§ Entries
________________________
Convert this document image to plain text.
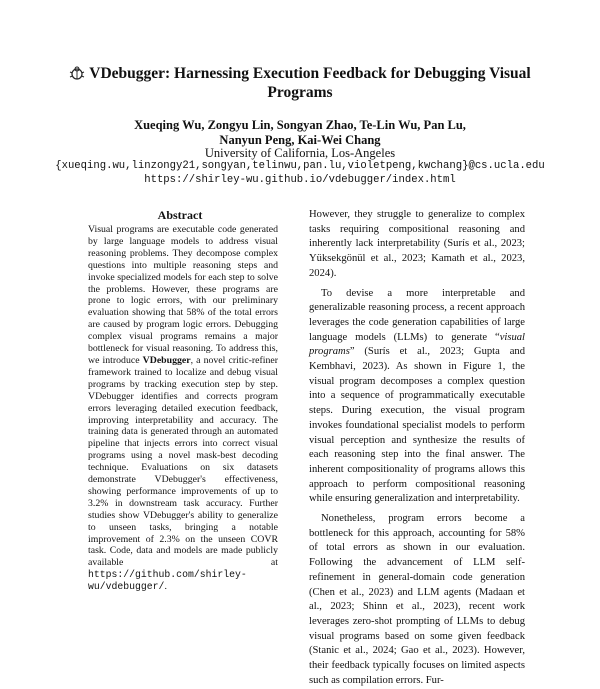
VDebugger: Harnessing Execution Feedback for Debugging Visual
Programs

Xueqing Wu, Zongyu Lin, Songyan Zhao, Te-Lin Wu, Pan Lu,
Nanyun Peng, Kai-Wei Chang
University of California, Los-Angeles
{xueqing.wu,linzongy21,songyan,telinwu,pan.lu,violetpeng,kwchang}@cs.ucla.edu
https://shirley-wu.github.io/vdebugger/index.html
Abstract
Visual programs are executable code generated by large language models to address visual reasoning problems. They decompose complex questions into multiple reasoning steps and invoke specialized models for each step to solve the problems. However, these programs are prone to logic errors, with our preliminary evaluation showing that 58% of the total errors are caused by program logic errors. Debugging complex visual programs remains a major bottleneck for visual reasoning. To address this, we introduce VDebugger, a novel critic-refiner framework trained to localize and debug visual programs by tracking execution step by step. VDebugger identifies and corrects program errors leveraging detailed execution feedback, improving interpretability and accuracy. The training data is generated through an automated pipeline that injects errors into correct visual programs using a novel mask-best decoding technique. Evaluations on six datasets demonstrate VDebugger's effectiveness, showing performance improvements of up to 3.2% in downstream task accuracy. Further studies show VDebugger's ability to generalize to unseen tasks, bringing a notable improvement of 2.3% on the unseen COVR task. Code, data and models are made publicly available at https://github.com/shirley-wu/vdebugger/.

However, they struggle to generalize to complex tasks requiring compositional reasoning and inherently lack interpretability (Surís et al., 2023; Yüksekgönül et al., 2023; Kamath et al., 2023, 2024).

To devise a more interpretable and generalizable reasoning process, a recent approach leverages the code generation capabilities of large language models (LLMs) to generate “visual programs” (Surís et al., 2023; Gupta and Kembhavi, 2023). As shown in Figure 1, the visual program decomposes a complex question into a sequence of programmatically executable steps. During execution, the visual program invokes foundational specialist models to perform visual perception and synthesize the results of each reasoning step into the final answer. The inherent compositionality of programs allows this approach to perform compositional reasoning while ensuring generalization and interpretability.

Nonetheless, program errors become a bottleneck for this approach, accounting for 58% of total errors as shown in our evaluation. Following the advancement of LLM self-refinement in general-domain code generation (Chen et al., 2023) and LLM agents (Madaan et al., 2023; Shinn et al., 2023), recent work leverages zero-shot prompting of LLMs to debug visual programs based on some given feedback (Stanic et al., 2024; Gao et al., 2023). However, their feedback typically focuses on limited aspects such as compilation errors. Fur-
________________________
§ Exercise description
In the entries above, find the lines containing the word "leverages" and say how many there are, with no other words.

§ The answer
2